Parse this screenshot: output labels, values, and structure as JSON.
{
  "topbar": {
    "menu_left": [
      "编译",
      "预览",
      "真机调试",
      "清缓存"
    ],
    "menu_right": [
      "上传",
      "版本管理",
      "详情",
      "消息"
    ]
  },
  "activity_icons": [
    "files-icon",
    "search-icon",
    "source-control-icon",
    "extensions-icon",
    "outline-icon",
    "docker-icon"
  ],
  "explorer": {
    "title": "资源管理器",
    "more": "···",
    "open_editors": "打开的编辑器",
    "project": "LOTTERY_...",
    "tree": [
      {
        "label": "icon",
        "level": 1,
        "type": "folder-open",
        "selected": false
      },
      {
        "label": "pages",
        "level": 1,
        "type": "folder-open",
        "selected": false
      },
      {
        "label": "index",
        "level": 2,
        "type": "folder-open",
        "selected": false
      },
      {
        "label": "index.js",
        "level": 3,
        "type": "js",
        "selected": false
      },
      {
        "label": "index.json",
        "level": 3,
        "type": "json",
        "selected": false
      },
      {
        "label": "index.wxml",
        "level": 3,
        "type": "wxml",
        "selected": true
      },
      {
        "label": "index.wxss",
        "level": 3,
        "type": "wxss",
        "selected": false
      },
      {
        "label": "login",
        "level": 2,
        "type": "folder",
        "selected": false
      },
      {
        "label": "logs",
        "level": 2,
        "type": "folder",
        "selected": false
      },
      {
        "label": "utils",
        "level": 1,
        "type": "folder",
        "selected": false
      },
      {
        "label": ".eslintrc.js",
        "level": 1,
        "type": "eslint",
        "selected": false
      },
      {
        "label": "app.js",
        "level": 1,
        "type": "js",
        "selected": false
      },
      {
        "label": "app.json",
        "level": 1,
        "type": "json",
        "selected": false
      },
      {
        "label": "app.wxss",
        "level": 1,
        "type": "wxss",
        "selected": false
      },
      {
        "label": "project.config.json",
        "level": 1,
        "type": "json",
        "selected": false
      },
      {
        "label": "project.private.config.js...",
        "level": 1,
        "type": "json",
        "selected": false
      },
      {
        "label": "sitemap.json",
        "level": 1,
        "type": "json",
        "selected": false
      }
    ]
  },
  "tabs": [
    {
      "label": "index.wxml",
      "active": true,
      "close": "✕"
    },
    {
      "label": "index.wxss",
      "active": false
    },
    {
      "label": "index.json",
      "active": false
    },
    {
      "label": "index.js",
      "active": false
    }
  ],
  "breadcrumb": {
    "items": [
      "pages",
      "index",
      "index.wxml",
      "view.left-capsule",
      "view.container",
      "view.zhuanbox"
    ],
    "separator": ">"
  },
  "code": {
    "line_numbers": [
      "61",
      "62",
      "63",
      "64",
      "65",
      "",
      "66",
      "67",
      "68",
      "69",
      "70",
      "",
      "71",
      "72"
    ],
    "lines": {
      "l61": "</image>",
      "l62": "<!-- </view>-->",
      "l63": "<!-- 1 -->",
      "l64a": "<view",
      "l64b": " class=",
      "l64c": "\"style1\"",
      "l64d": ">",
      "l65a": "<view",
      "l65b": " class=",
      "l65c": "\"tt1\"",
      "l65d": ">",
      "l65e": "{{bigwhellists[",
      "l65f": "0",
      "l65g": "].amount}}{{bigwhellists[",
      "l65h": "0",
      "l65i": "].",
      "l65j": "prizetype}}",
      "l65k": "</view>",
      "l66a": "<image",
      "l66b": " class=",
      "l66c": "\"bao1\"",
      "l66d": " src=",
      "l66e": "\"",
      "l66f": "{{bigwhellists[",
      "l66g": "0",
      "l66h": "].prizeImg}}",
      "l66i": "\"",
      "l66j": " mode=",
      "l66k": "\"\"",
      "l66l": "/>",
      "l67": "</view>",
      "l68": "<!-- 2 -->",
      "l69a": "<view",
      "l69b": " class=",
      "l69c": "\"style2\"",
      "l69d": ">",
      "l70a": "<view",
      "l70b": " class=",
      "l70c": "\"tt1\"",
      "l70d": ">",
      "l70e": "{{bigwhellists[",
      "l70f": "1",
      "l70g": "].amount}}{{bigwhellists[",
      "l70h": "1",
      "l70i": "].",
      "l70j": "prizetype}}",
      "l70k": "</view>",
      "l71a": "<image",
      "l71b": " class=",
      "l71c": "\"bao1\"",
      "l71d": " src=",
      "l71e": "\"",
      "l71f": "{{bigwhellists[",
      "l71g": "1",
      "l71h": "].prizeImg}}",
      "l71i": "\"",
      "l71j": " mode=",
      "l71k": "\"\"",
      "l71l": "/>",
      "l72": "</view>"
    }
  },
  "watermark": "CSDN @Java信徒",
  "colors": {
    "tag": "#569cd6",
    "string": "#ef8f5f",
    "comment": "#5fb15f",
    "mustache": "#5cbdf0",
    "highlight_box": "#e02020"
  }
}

• _Your objective_
Transcribe all lines as written.

• _Solution for this exercise_
Parse this screenshot: output labels, values, and structure as JSON.
{
  "topbar": {
    "menu_left": [
      "编译",
      "预览",
      "真机调试",
      "清缓存"
    ],
    "menu_right": [
      "上传",
      "版本管理",
      "详情",
      "消息"
    ]
  },
  "activity_icons": [
    "files-icon",
    "search-icon",
    "source-control-icon",
    "extensions-icon",
    "outline-icon",
    "docker-icon"
  ],
  "explorer": {
    "title": "资源管理器",
    "more": "···",
    "open_editors": "打开的编辑器",
    "project": "LOTTERY_...",
    "tree": [
      {
        "label": "icon",
        "level": 1,
        "type": "folder-open",
        "selected": false
      },
      {
        "label": "pages",
        "level": 1,
        "type": "folder-open",
        "selected": false
      },
      {
        "label": "index",
        "level": 2,
        "type": "folder-open",
        "selected": false
      },
      {
        "label": "index.js",
        "level": 3,
        "type": "js",
        "selected": false
      },
      {
        "label": "index.json",
        "level": 3,
        "type": "json",
        "selected": false
      },
      {
        "label": "index.wxml",
        "level": 3,
        "type": "wxml",
        "selected": true
      },
      {
        "label": "index.wxss",
        "level": 3,
        "type": "wxss",
        "selected": false
      },
      {
        "label": "login",
        "level": 2,
        "type": "folder",
        "selected": false
      },
      {
        "label": "logs",
        "level": 2,
        "type": "folder",
        "selected": false
      },
      {
        "label": "utils",
        "level": 1,
        "type": "folder",
        "selected": false
      },
      {
        "label": ".eslintrc.js",
        "level": 1,
        "type": "eslint",
        "selected": false
      },
      {
        "label": "app.js",
        "level": 1,
        "type": "js",
        "selected": false
      },
      {
        "label": "app.json",
        "level": 1,
        "type": "json",
        "selected": false
      },
      {
        "label": "app.wxss",
        "level": 1,
        "type": "wxss",
        "selected": false
      },
      {
        "label": "project.config.json",
        "level": 1,
        "type": "json",
        "selected": false
      },
      {
        "label": "project.private.config.js...",
        "level": 1,
        "type": "json",
        "selected": false
      },
      {
        "label": "sitemap.json",
        "level": 1,
        "type": "json",
        "selected": false
      }
    ]
  },
  "tabs": [
    {
      "label": "index.wxml",
      "active": true,
      "close": "✕"
    },
    {
      "label": "index.wxss",
      "active": false
    },
    {
      "label": "index.json",
      "active": false
    },
    {
      "label": "index.js",
      "active": false
    }
  ],
  "breadcrumb": {
    "items": [
      "pages",
      "index",
      "index.wxml",
      "view.left-capsule",
      "view.container",
      "view.zhuanbox"
    ],
    "separator": ">"
  },
  "code": {
    "line_numbers": [
      "61",
      "62",
      "63",
      "64",
      "65",
      "",
      "66",
      "67",
      "68",
      "69",
      "70",
      "",
      "71",
      "72"
    ],
    "lines": {
      "l61": "</image>",
      "l62": "<!-- </view>-->",
      "l63": "<!-- 1 -->",
      "l64a": "<view",
      "l64b": " class=",
      "l64c": "\"style1\"",
      "l64d": ">",
      "l65a": "<view",
      "l65b": " class=",
      "l65c": "\"tt1\"",
      "l65d": ">",
      "l65e": "{{bigwhellists[",
      "l65f": "0",
      "l65g": "].amount}}{{bigwhellists[",
      "l65h": "0",
      "l65i": "].",
      "l65j": "prizetype}}",
      "l65k": "</view>",
      "l66a": "<image",
      "l66b": " class=",
      "l66c": "\"bao1\"",
      "l66d": " src=",
      "l66e": "\"",
      "l66f": "{{bigwhellists[",
      "l66g": "0",
      "l66h": "].prizeImg}}",
      "l66i": "\"",
      "l66j": " mode=",
      "l66k": "\"\"",
      "l66l": "/>",
      "l67": "</view>",
      "l68": "<!-- 2 -->",
      "l69a": "<view",
      "l69b": " class=",
      "l69c": "\"style2\"",
      "l69d": ">",
      "l70a": "<view",
      "l70b": " class=",
      "l70c": "\"tt1\"",
      "l70d": ">",
      "l70e": "{{bigwhellists[",
      "l70f": "1",
      "l70g": "].amount}}{{bigwhellists[",
      "l70h": "1",
      "l70i": "].",
      "l70j": "prizetype}}",
      "l70k": "</view>",
      "l71a": "<image",
      "l71b": " class=",
      "l71c": "\"bao1\"",
      "l71d": " src=",
      "l71e": "\"",
      "l71f": "{{bigwhellists[",
      "l71g": "1",
      "l71h": "].prizeImg}}",
      "l71i": "\"",
      "l71j": " mode=",
      "l71k": "\"\"",
      "l71l": "/>",
      "l72": "</view>"
    }
  },
  "watermark": "CSDN @Java信徒",
  "colors": {
    "tag": "#569cd6",
    "string": "#ef8f5f",
    "comment": "#5fb15f",
    "mustache": "#5cbdf0",
    "highlight_box": "#e02020"
  }
}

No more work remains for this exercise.